Work to be completed :: Keep only the lines of the listing that include the word "Area", and copy them.

Entries with figure data ::
----
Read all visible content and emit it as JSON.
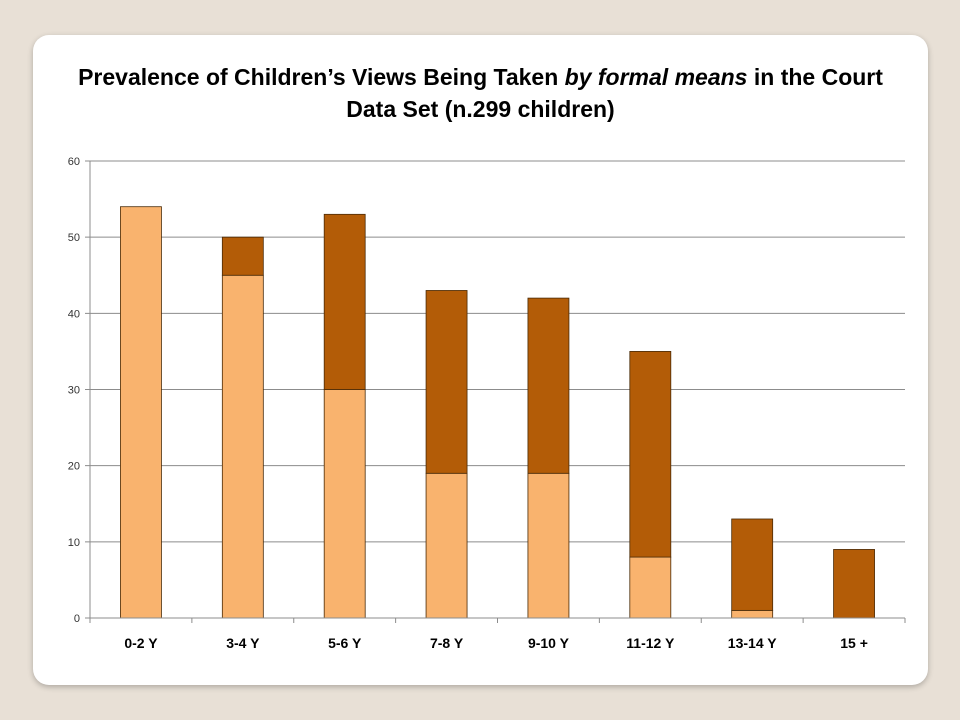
{
  "chart_data": {
    "type": "bar",
    "stacked": true,
    "title_parts": [
      {
        "text": "Prevalence of Children’s Views Being Taken ",
        "italic": false
      },
      {
        "text": "by formal means",
        "italic": true
      },
      {
        "text": " in the Court Data Set (n.299 children)",
        "italic": false
      }
    ],
    "xlabel": "",
    "ylabel": "",
    "categories": [
      "0-2 Y",
      "3-4 Y",
      "5-6 Y",
      "7-8 Y",
      "9-10 Y",
      "11-12 Y",
      "13-14 Y",
      "15 +"
    ],
    "series": [
      {
        "values": [
          54,
          45,
          30,
          19,
          19,
          8,
          1,
          0
        ],
        "color": "#f9b36e"
      },
      {
        "values": [
          0,
          5,
          23,
          24,
          23,
          27,
          12,
          9
        ],
        "color": "#b35c07"
      }
    ],
    "ylim": [
      0,
      60
    ],
    "yticks": [
      0,
      10,
      20,
      30,
      40,
      50,
      60
    ],
    "grid": true,
    "legend": "none"
  }
}
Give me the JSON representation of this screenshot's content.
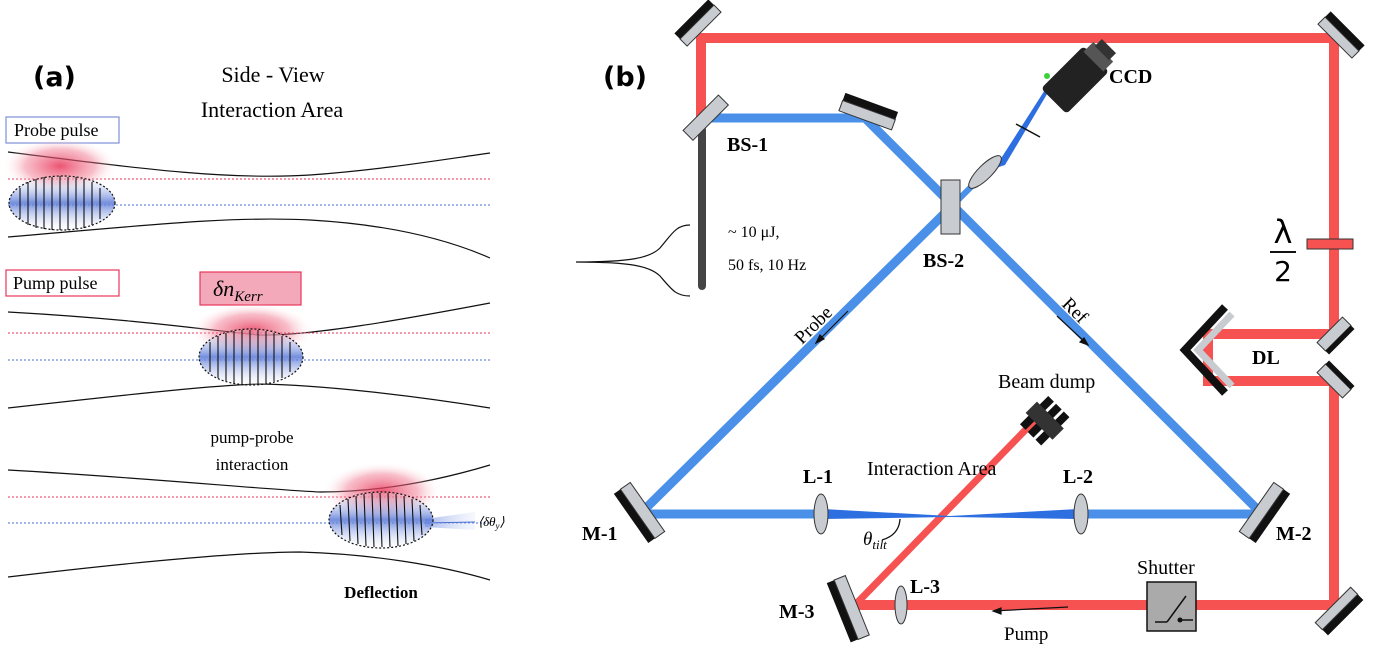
{
  "panel_a": {
    "label": "(a)",
    "title_line1": "Side - View",
    "title_line2": "Interaction Area",
    "probe_pulse_label": "Probe pulse",
    "pump_pulse_label": "Pump pulse",
    "kerr_label": "δn",
    "kerr_subscript": "Kerr",
    "interaction_line1": "pump-probe",
    "interaction_line2": "interaction",
    "deflection_symbol": "⟨δθ",
    "deflection_subscript": "y",
    "deflection_close": "⟩",
    "deflection_label": "Deflection",
    "colors": {
      "pump": "#e8365a",
      "probe": "#4a6fd4",
      "probe_box": "#7f8fd8",
      "pump_box": "#e8365a"
    }
  },
  "panel_b": {
    "label": "(b)",
    "components": {
      "bs1": "BS-1",
      "bs2": "BS-2",
      "ccd": "CCD",
      "dl": "DL",
      "m1": "M-1",
      "m2": "M-2",
      "m3": "M-3",
      "l1": "L-1",
      "l2": "L-2",
      "l3": "L-3",
      "shutter": "Shutter",
      "beam_dump": "Beam dump",
      "interaction_area": "Interaction Area"
    },
    "pulse_info_line1": "~ 10 μJ,",
    "pulse_info_line2": "50 fs, 10 Hz",
    "waveplate_numerator": "λ",
    "waveplate_denominator": "2",
    "beam_labels": {
      "probe": "Probe",
      "ref": "Ref",
      "pump": "Pump"
    },
    "angle_symbol": "θ",
    "angle_subscript": "tilt",
    "colors": {
      "red_beam": "#f75252",
      "blue_beam": "#4a90e8",
      "mirror_face": "#c8ccd0",
      "mirror_back": "#111111"
    }
  }
}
----
Result of the task ::
    "title_line2": "Interaction Area",
      "interaction_area": "Interaction Area"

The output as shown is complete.